= Direction =
Below, find each line holding "Search" and state how many there are, using the number alone.

= Entries shown =
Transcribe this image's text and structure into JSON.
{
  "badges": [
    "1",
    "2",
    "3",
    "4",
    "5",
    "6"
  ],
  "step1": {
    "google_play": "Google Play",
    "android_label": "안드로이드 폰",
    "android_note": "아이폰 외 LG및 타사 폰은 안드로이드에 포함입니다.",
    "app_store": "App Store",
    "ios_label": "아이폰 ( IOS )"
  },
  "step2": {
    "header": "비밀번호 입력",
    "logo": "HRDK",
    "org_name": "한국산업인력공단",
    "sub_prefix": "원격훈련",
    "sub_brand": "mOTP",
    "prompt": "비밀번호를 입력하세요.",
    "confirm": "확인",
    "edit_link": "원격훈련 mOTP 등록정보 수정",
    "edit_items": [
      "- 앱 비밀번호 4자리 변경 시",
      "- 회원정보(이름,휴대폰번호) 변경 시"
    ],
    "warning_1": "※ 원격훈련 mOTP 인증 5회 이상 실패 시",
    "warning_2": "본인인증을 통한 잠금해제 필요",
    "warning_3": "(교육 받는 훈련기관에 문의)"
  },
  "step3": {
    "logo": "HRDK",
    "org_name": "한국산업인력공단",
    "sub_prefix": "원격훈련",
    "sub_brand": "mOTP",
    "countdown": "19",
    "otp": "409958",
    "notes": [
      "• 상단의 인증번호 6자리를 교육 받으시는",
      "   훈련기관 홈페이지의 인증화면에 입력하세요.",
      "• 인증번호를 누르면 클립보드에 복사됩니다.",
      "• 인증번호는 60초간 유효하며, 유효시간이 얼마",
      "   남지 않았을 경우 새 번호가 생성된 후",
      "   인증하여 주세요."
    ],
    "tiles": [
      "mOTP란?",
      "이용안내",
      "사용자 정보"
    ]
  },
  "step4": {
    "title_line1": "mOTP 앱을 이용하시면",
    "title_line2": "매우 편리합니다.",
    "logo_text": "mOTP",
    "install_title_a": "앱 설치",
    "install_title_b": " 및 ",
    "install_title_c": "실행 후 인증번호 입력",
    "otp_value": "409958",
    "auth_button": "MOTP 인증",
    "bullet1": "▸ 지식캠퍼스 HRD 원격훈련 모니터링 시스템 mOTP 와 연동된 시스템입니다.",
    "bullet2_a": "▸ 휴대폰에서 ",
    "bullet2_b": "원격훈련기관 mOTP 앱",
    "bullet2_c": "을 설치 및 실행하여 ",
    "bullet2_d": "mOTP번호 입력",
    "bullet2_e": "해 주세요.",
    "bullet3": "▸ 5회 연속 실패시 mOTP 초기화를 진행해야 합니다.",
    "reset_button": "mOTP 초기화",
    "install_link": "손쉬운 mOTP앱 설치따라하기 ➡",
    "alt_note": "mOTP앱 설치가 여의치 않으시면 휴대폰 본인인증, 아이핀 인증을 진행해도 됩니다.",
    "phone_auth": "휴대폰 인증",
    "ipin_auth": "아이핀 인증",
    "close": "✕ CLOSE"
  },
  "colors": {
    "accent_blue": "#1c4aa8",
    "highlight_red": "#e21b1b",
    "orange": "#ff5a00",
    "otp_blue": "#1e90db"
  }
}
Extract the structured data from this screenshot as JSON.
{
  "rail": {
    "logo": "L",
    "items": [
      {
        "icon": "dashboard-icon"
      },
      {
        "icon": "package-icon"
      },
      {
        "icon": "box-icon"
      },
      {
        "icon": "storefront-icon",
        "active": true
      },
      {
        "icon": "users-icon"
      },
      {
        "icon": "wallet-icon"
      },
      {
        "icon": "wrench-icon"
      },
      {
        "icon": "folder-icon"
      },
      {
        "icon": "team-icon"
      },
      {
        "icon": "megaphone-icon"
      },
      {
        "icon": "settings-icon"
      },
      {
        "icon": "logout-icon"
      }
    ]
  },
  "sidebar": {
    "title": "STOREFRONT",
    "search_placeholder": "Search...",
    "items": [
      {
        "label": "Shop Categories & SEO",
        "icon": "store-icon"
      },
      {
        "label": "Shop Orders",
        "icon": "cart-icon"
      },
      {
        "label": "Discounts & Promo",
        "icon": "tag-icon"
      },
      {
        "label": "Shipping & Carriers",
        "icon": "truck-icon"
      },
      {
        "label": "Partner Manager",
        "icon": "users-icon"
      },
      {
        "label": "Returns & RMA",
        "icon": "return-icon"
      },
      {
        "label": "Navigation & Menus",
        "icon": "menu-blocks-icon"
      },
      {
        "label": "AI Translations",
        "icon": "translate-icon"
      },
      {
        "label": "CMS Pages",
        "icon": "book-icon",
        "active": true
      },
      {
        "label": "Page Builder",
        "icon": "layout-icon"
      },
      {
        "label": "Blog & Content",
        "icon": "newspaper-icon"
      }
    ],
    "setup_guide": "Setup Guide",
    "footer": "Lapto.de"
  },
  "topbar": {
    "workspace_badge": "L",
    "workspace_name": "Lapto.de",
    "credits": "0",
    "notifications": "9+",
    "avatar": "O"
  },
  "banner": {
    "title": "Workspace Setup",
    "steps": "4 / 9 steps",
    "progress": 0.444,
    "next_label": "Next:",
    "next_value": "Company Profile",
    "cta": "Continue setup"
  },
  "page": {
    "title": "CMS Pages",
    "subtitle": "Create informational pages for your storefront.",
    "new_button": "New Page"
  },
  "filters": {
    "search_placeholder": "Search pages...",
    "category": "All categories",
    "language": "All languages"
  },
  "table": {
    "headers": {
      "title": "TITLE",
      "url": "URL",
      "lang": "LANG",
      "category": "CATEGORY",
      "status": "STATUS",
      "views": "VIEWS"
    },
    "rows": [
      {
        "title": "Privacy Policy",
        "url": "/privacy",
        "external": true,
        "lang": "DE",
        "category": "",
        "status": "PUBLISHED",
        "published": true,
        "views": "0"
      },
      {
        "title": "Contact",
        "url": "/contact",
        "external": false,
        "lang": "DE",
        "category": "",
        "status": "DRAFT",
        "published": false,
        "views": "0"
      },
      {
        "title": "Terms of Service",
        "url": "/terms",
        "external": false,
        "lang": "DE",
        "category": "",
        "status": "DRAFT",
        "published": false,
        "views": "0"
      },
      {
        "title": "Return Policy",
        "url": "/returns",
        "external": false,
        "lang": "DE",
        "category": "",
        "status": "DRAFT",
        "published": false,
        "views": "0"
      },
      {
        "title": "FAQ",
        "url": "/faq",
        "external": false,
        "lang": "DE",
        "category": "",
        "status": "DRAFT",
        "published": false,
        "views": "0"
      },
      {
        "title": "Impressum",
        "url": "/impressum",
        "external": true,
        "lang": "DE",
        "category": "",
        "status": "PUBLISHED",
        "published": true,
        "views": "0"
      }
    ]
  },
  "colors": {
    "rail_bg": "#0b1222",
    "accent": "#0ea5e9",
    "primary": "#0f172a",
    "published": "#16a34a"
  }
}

= Complete output =
2